# Excerpted text:
================================

# Tailor as live bait



## grant ashwell (Apr 24, 2007)

When using tailor as a bridled live bait, they very quickly begin spinning even when very slow trolling. The line can get into a horrible mess of twists in a short time. For such a lively fish they appear lethargic and spent after about 5 minutes and then begin rotating.The slimy and yakka etc seem to go forever.
Any ideas on rigging to make them more durable on the troll? I do not want to use a weight to keep them upright. I hook through the back for drifting and have no issues with their behaviour doing this. Perhaps this is standard behaviour for this fish --I would be interested to hear how they go for you.

Grant


----------



## Squidder (Sep 2, 2005)

Hi Grant, I am an extremely novice user of livies, but an observation is that yakkas and slimies are much more round in profile compared to tailor, which are quite thin and high bodied with slab sides. Could it be that the shape of a tailor is like the spinning blade on a celta (and therefore spins a lot), whereas yakkas and slimies are more like the shape of a metal slug (which doesn't spin much)?


----------



## kayakone (Dec 7, 2010)

Swivel Grant?

trev ('don't go past the bins')


----------



## Ado (Mar 31, 2008)

I'm another novice talking from my hat, but ....

My understanding is that, for all their aggression and bravado, Tailor die as soon as you look at them kinda funny. Put them in a bucket with yakkas and they'll be upside down and flaring their gills before the yakkas even cough. I don't think the way you rig them will make any difference. You may be better butterflying them from tail to gills and removing the spine so that they at least look like they're swimming.


----------



## Dodge (Oct 12, 2005)

Ado said:


> You may be better butterflying them from tail to gills and removing the spine so that they at least look like they're swimming.

================================

Please transcribe the forum thread above on tailor as live bait in full, keeping every word, line break, and mark unchanged.

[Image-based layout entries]

================================

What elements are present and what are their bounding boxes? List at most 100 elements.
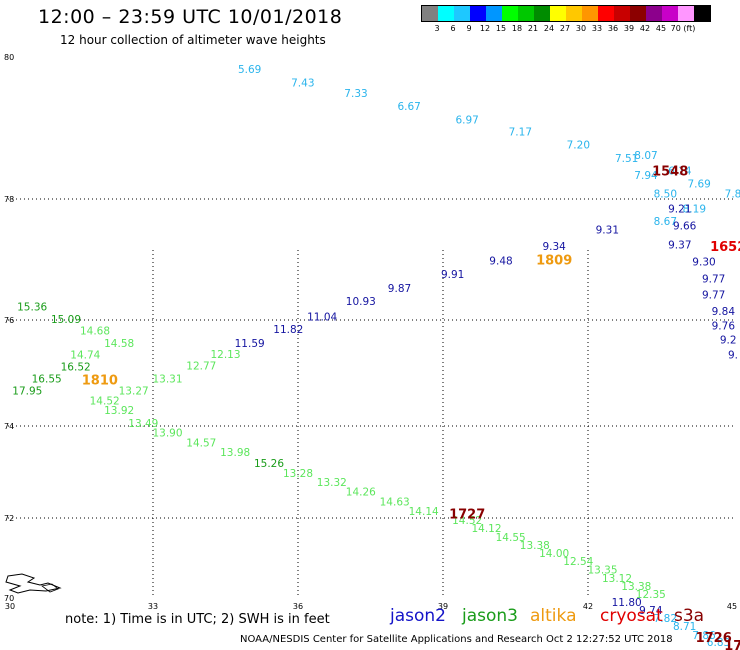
wave-height-reading: 9.30 <box>692 256 715 268</box>
wave-height-reading: 13.35 <box>587 565 617 577</box>
wave-height-reading: 14.52 <box>90 396 120 408</box>
legend-swatch <box>694 6 710 21</box>
latitude-label: 78 <box>4 195 14 204</box>
legend-swatch <box>630 6 646 21</box>
wave-height-reading: 14.74 <box>70 349 100 361</box>
legend-tick-label: 3 <box>434 24 440 33</box>
longitude-label: 33 <box>148 602 158 611</box>
legend-ticks: 3 6 9 12 15 18 21 24 27 30 33 36 39 42 45 70 (ft) <box>421 22 711 36</box>
wave-height-reading: 13.12 <box>602 573 632 585</box>
satellite-legend-jason2: jason2 <box>390 606 446 626</box>
legend-swatch <box>534 6 550 21</box>
wave-readings: 5.69 7.43 7.33 6.67 6.97 7.17 7.20 7.518.07 6.14… <box>12 64 740 649</box>
wave-height-reading: 7.82 <box>654 613 677 625</box>
wave-height-reading: 15.09 <box>51 314 81 326</box>
pass-time-label: 1726 <box>696 631 732 646</box>
legend-swatch <box>470 6 486 21</box>
wave-height-reading: 7.8 <box>725 188 740 200</box>
latitude-label: 80 <box>4 53 14 62</box>
wave-height-reading: 11.59 <box>235 338 265 350</box>
wave-height-reading: 9.77 <box>702 290 725 302</box>
wave-height-reading: 13.38 <box>520 540 550 552</box>
wave-height-reading: 14.26 <box>346 486 376 498</box>
wave-height-reading: 7.20 <box>567 139 590 151</box>
pass-time-label: 1652 <box>710 240 740 255</box>
wave-height-reading: 15.26 <box>254 458 284 470</box>
wave-height-reading: 9. <box>728 349 738 361</box>
legend-tick-label: 36 <box>607 24 619 33</box>
latitude-label: 76 <box>4 316 14 325</box>
legend-tick-label: 42 <box>639 24 651 33</box>
legend-swatch <box>582 6 598 21</box>
pass-time-label: 1548 <box>652 165 688 180</box>
wave-height-reading: 9.87 <box>388 283 411 295</box>
legend-swatch <box>646 6 662 21</box>
wave-height-reading: 13.27 <box>119 385 149 397</box>
wave-height-reading: 7.17 <box>509 127 532 139</box>
color-scale-legend: 3 6 9 12 15 18 21 24 27 30 33 36 39 42 45 70 (ft) <box>421 5 711 36</box>
pass-time-label: 172 <box>724 639 740 650</box>
wave-height-reading: 8.07 <box>634 150 657 162</box>
legend-swatch <box>502 6 518 21</box>
latitude-label: 72 <box>4 514 14 523</box>
legend-swatch <box>598 6 614 21</box>
wave-height-reading: 11.80 <box>612 597 642 609</box>
wave-height-reading: 13.90 <box>152 427 182 439</box>
wave-height-reading: 14.52 <box>452 515 482 527</box>
legend-swatch <box>550 6 566 21</box>
chart-title: 12:00 – 23:59 UTC 10/01/2018 <box>38 6 343 28</box>
chart-subtitle: 12 hour collection of altimeter wave hei… <box>60 33 326 47</box>
legend-tick-label: 9 <box>466 24 472 33</box>
pass-time-label: 1810 <box>82 373 118 388</box>
wave-height-reading: 9.66 <box>673 221 697 233</box>
wave-height-reading: 14.14 <box>409 506 439 518</box>
coastline-outline <box>5 573 62 594</box>
legend-tick-label: 18 <box>511 24 523 33</box>
wave-height-reading: 14.68 <box>80 326 110 338</box>
wave-height-reading: 14.55 <box>496 532 526 544</box>
wave-height-reading: 12.77 <box>186 361 216 373</box>
legend-swatch <box>438 6 454 21</box>
wave-height-reading: 7.69 <box>687 178 710 190</box>
satellite-legend-cryosat: cryosat <box>600 606 663 626</box>
wave-height-reading: 11.04 <box>307 311 337 323</box>
legend-swatch <box>422 6 438 21</box>
legend-swatch <box>662 6 678 21</box>
legend-swatch <box>518 6 534 21</box>
wave-height-reading: 14.57 <box>186 438 216 450</box>
wave-height-reading: 12.35 <box>636 589 666 601</box>
wave-height-reading: 16.55 <box>32 373 62 385</box>
wave-height-reading: 13.32 <box>317 477 347 489</box>
map-grid <box>8 198 733 598</box>
wave-height-reading: 8.19 <box>683 204 706 216</box>
wave-height-reading: 6.14 <box>668 166 692 178</box>
wave-height-reading: 6.67 <box>397 101 420 113</box>
credit-line: NOAA/NESDIS Center for Satellite Applica… <box>240 634 673 645</box>
pass-times: 1548 1652 1809 1810 1727 1726172 <box>82 165 740 650</box>
latitude-label: 74 <box>4 422 14 431</box>
wave-height-reading: 9.2 <box>720 335 737 347</box>
satellite-legend-altika: altika <box>530 606 577 626</box>
wave-height-reading: 9.48 <box>489 256 512 268</box>
legend-tick-label: 33 <box>591 24 603 33</box>
legend-tick-label: 24 <box>543 24 555 33</box>
coastline <box>5 573 62 594</box>
wave-height-reading: 8.71 <box>673 621 696 633</box>
wave-height-reading: 9.77 <box>702 273 725 285</box>
legend-tick-label: 70 (ft) <box>670 24 696 33</box>
wave-height-reading: 14.00 <box>539 548 569 560</box>
wave-height-reading: 9.21 <box>668 204 691 216</box>
wave-height-reading: 12.54 <box>563 556 593 568</box>
wave-height-reading: 17.95 <box>12 385 42 397</box>
wave-height-reading: 6.83 <box>707 637 730 649</box>
wave-height-reading: 14.63 <box>380 496 410 508</box>
pass-time-label: 1809 <box>536 254 572 269</box>
wave-height-reading: 7.51 <box>615 153 638 165</box>
wave-height-reading: 8.50 <box>654 188 677 200</box>
longitude-label: 39 <box>438 602 448 611</box>
legend-tick-label: 21 <box>527 24 539 33</box>
wave-height-reading: 9.91 <box>441 269 464 281</box>
pass-time-label: 1727 <box>449 507 485 522</box>
wave-height-reading: 13.31 <box>152 373 182 385</box>
wave-height-reading: 16.52 <box>61 362 91 374</box>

================================

# Output of the exercise:
# Tailor as live bait



## grant ashwell (Apr 24, 2007)

When using tailor as a bridled live bait, they very quickly begin spinning even when very slow trolling. The line can get into a horrible mess of twists in a short time. For such a lively fish they appear lethargic and spent after about 5 minutes and then begin rotating.The slimy and yakka etc seem to go forever.
Any ideas on rigging to make them more durable on the troll? I do not want to use a weight to keep them upright. I hook through the back for drifting and have no issues with their behaviour doing this. Perhaps this is standard behaviour for this fish --I would be interested to hear how they go for you.

Grant


----------



## Squidder (Sep 2, 2005)

Hi Grant, I am an extremely novice user of livies, but an observation is that yakkas and slimies are much more round in profile compared to tailor, which are quite thin and high bodied with slab sides. Could it be that the shape of a tailor is like the spinning blade on a celta (and therefore spins a lot), whereas yakkas and slimies are more like the shape of a metal slug (which doesn't spin much)?


----------



## kayakone (Dec 7, 2010)

Swivel Grant?

trev ('don't go past the bins')


----------



## Ado (Mar 31, 2008)

I'm another novice talking from my hat, but ....

My understanding is that, for all their aggression and bravado, Tailor die as soon as you look at them kinda funny. Put them in a bucket with yakkas and they'll be upside down and flaring their gills before the yakkas even cough. I don't think the way you rig them will make any difference. You may be better butterflying them from tail to gills and removing the spine so that they at least look like they're swimming.


----------



## Dodge (Oct 12, 2005)

Ado said:


> You may be better butterflying them from tail to gills and removing the spine so that they at least look like they're swimming.